*** Records supplied

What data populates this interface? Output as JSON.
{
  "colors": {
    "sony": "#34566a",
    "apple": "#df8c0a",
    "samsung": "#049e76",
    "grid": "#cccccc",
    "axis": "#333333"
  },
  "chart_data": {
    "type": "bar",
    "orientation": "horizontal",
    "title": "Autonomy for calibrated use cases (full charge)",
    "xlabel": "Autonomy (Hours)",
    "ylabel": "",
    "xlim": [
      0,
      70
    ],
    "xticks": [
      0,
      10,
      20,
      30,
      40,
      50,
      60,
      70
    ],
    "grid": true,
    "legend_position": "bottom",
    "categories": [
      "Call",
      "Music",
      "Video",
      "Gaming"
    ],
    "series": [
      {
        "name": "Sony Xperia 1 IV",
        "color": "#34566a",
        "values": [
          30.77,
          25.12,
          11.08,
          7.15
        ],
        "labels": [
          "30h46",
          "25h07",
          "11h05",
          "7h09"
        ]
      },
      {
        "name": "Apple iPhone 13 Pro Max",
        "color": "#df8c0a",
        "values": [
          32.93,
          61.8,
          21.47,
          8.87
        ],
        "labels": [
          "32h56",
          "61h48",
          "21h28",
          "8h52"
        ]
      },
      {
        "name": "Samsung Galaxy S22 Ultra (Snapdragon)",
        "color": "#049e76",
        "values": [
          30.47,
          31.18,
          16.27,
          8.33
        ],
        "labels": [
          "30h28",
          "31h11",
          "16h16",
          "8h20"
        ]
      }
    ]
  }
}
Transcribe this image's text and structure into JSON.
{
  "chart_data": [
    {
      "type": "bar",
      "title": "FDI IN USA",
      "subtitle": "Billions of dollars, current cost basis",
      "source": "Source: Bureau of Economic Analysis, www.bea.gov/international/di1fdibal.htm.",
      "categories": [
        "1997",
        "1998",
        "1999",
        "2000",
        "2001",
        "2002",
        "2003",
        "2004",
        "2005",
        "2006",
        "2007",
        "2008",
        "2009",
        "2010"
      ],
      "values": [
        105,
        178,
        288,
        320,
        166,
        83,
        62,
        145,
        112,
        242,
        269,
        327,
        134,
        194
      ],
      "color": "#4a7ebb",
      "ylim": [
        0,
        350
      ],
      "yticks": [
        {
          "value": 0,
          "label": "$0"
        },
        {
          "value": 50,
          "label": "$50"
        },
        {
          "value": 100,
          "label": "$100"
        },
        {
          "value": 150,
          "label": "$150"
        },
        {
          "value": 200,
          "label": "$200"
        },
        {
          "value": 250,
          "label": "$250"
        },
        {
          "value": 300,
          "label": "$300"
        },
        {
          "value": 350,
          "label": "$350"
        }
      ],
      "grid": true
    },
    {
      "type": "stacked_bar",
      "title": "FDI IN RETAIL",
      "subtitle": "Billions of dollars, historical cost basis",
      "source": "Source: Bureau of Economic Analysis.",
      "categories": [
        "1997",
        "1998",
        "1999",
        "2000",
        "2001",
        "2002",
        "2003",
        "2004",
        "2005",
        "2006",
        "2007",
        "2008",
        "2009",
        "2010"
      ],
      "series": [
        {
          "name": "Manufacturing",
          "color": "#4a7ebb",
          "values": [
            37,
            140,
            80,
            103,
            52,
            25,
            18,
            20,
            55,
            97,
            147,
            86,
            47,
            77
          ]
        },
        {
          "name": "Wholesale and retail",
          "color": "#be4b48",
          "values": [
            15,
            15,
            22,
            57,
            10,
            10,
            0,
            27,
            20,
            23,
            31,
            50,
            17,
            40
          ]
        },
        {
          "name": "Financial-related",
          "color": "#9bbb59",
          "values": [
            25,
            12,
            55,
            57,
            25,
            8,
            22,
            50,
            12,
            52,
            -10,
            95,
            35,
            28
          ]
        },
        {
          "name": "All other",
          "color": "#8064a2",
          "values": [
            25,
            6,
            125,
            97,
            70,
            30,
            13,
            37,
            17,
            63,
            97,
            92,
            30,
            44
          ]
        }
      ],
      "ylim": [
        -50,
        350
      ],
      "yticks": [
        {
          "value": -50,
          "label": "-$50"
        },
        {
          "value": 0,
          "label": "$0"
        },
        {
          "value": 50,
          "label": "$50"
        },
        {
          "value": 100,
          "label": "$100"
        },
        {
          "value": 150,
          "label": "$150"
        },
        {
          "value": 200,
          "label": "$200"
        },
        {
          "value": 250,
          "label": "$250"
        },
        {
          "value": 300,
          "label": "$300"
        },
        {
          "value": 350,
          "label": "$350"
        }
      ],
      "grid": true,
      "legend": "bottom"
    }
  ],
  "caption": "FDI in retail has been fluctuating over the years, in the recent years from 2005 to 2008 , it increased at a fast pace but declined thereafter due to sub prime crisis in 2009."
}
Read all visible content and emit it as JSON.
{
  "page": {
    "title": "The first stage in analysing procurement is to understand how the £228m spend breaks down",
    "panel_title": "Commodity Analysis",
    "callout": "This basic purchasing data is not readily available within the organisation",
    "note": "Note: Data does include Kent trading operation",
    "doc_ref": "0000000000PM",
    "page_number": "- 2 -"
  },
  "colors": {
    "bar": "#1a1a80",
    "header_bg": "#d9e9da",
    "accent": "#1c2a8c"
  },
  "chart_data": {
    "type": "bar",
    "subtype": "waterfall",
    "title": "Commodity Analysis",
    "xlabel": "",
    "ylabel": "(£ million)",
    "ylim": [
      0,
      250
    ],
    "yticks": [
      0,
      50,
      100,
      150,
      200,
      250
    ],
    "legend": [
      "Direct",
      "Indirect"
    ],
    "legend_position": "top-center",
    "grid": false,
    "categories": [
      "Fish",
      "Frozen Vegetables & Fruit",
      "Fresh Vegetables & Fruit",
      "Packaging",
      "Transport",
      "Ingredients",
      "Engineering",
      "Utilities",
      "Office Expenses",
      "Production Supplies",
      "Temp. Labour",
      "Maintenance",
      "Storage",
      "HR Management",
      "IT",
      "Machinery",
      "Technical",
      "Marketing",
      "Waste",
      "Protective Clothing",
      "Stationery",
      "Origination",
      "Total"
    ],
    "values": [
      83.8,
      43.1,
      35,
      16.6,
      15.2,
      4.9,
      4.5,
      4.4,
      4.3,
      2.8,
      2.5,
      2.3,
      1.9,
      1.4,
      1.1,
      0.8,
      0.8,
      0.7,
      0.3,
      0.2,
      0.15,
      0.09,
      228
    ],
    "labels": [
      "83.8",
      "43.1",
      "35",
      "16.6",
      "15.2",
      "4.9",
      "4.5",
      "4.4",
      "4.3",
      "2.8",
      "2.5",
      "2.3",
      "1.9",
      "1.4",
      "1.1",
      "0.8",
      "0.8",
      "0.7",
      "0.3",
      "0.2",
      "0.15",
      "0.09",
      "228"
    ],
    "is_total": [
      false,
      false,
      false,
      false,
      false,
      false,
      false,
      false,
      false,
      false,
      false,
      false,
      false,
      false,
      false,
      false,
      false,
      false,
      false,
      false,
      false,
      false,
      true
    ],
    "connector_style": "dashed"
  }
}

******

> **Job**: Using the listing, copy every line where the word "Analysis" shows up.

> **The answer**:
      "source": "Source: Bureau of Economic Analysis, www.bea.gov/international/di1fdibal.htm.",
      "source": "Source: Bureau of Economic Analysis.",
    "panel_title": "Commodity Analysis",
    "title": "Commodity Analysis",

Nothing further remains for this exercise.